▶ [What is being asked]
Tally the lines holding the string "label" and reply with that number alone.

▶ [Data in this exercise]
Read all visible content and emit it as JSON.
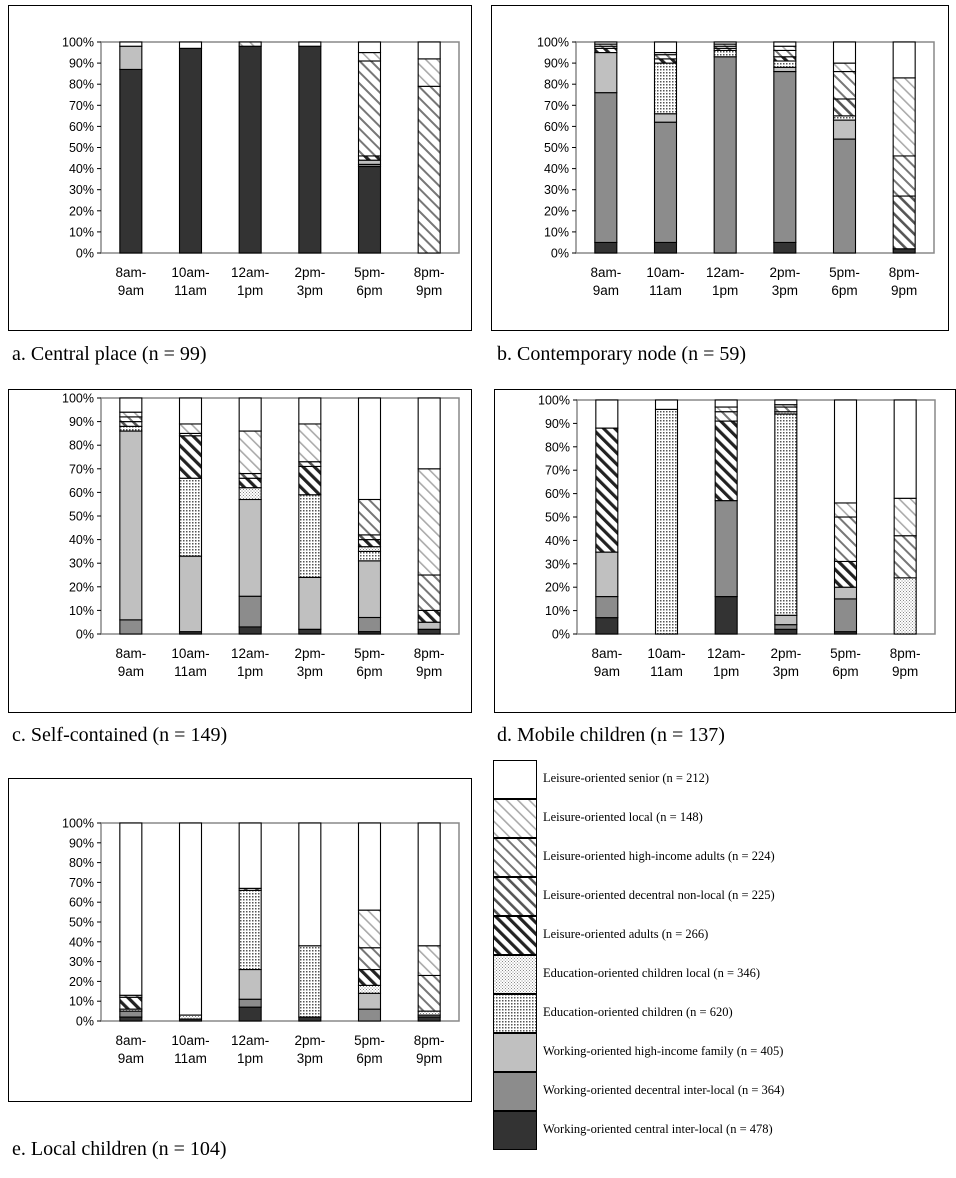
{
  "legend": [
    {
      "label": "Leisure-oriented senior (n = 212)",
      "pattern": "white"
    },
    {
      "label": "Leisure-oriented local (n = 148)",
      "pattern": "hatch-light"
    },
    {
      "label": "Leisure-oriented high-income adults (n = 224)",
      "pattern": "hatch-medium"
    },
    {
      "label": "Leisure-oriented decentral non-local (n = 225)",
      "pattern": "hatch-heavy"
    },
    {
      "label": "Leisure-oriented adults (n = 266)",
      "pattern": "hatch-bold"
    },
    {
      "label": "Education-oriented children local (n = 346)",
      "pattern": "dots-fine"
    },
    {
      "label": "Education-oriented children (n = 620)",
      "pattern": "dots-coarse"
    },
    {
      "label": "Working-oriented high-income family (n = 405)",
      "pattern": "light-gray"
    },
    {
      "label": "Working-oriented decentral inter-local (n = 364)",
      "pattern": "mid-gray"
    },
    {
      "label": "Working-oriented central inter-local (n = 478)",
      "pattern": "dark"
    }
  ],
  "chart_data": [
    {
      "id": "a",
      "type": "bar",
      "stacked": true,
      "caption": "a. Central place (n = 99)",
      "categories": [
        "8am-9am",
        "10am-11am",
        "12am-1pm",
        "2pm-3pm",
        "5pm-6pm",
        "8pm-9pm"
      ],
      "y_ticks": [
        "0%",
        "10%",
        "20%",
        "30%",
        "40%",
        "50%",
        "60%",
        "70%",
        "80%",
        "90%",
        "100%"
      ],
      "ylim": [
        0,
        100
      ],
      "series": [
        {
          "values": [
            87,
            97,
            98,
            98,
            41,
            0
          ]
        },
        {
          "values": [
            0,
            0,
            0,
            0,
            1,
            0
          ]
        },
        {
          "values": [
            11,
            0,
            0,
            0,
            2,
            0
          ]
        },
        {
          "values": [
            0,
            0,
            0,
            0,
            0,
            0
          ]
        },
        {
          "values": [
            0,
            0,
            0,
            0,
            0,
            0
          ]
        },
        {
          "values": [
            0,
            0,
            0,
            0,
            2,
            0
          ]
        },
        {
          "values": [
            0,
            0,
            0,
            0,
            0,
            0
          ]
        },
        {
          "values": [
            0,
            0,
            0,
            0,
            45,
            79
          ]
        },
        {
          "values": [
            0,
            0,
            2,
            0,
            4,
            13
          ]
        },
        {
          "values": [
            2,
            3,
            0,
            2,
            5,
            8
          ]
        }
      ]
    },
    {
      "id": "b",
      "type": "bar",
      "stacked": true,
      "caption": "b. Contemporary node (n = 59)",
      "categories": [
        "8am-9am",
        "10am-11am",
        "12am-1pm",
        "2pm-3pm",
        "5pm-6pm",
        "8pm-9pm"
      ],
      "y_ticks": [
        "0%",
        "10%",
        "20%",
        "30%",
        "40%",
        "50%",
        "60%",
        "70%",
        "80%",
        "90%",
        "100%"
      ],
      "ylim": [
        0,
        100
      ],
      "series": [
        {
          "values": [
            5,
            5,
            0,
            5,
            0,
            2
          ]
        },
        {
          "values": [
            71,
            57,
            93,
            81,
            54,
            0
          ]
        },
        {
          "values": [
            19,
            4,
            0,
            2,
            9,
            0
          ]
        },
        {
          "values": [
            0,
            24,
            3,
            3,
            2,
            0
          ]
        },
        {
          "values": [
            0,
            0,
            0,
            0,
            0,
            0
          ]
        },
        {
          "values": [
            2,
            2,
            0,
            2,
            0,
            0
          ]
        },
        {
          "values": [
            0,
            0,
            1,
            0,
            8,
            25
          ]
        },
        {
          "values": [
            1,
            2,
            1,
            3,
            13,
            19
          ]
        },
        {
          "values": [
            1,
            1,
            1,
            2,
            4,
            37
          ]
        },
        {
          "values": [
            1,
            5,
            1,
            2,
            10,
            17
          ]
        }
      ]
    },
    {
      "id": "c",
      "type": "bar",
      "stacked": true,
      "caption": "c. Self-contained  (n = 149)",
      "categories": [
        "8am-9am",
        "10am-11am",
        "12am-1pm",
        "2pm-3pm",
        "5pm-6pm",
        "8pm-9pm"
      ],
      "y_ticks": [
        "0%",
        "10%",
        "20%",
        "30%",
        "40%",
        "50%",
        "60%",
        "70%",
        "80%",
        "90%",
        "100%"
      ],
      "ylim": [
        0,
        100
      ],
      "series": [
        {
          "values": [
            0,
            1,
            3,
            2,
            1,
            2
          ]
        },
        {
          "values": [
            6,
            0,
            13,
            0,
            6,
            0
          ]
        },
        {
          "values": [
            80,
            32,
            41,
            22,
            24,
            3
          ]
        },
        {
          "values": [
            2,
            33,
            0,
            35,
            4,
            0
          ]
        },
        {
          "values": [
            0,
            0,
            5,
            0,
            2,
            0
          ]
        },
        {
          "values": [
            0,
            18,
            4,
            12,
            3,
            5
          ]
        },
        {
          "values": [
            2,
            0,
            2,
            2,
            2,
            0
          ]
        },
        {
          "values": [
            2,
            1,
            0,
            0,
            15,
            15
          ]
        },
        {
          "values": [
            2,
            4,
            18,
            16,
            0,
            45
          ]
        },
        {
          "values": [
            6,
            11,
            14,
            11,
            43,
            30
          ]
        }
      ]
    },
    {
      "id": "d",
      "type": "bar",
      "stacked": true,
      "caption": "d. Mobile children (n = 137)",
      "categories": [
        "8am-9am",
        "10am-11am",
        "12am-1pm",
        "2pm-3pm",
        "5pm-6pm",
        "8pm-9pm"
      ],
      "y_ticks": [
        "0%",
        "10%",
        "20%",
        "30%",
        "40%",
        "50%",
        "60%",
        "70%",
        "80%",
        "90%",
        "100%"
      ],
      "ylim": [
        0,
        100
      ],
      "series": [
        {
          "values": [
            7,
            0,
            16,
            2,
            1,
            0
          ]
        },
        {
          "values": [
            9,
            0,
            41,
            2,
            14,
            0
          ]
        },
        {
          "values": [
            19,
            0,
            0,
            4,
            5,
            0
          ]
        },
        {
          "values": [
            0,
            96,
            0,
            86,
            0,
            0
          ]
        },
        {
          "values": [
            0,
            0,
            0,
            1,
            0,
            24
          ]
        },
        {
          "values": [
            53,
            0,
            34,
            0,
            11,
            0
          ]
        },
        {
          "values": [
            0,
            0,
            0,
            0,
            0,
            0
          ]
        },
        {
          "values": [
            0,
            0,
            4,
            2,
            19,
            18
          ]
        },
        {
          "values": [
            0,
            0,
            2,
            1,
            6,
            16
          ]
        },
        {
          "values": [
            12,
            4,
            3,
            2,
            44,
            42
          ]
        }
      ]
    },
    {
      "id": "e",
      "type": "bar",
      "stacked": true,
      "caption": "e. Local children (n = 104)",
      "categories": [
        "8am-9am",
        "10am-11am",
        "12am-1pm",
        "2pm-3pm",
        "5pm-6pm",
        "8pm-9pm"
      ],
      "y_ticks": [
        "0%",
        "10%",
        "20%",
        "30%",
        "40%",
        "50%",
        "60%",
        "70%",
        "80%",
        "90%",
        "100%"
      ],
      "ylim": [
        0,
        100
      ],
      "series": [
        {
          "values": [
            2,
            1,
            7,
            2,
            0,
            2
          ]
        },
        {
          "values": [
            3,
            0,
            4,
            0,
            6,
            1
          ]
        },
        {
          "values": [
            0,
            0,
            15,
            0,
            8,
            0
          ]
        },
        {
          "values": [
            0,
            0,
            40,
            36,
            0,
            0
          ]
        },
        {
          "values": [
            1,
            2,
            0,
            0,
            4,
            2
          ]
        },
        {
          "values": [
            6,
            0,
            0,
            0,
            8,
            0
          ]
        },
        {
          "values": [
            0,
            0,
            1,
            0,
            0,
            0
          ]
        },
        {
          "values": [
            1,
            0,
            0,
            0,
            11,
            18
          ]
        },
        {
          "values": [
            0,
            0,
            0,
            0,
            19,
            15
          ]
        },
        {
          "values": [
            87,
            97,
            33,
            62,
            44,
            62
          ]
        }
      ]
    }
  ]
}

▶ [Worked solution]
10